• [SET TASK]
For every line in the records that has the word "concept", make a copy.

--- begin PROVIDED ENTRIES ---

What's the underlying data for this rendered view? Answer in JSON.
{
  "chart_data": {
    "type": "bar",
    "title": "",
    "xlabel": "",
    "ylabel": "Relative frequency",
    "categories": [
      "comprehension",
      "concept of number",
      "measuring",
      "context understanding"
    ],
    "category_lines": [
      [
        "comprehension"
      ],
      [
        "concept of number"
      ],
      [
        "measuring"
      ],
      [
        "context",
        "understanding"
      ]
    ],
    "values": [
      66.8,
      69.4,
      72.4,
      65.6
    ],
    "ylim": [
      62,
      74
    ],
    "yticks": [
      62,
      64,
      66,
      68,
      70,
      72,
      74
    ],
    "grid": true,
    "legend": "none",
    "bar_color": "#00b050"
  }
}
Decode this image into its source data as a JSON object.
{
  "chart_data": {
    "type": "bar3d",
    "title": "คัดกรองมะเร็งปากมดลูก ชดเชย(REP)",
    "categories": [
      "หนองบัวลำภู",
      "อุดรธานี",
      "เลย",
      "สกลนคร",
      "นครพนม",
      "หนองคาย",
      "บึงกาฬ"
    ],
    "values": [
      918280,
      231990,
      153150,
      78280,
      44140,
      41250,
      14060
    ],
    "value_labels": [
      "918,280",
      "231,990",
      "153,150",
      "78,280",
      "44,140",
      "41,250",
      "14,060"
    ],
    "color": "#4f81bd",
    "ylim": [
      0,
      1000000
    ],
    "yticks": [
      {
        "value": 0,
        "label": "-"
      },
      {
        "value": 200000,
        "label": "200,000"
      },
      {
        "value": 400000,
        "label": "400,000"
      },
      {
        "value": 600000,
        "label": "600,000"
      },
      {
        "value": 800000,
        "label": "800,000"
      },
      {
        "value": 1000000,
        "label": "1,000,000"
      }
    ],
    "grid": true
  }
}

--- end PROVIDED ENTRIES ---

• [OUTPUT FOR THIS TASK]
      "concept of number",
        "concept of number"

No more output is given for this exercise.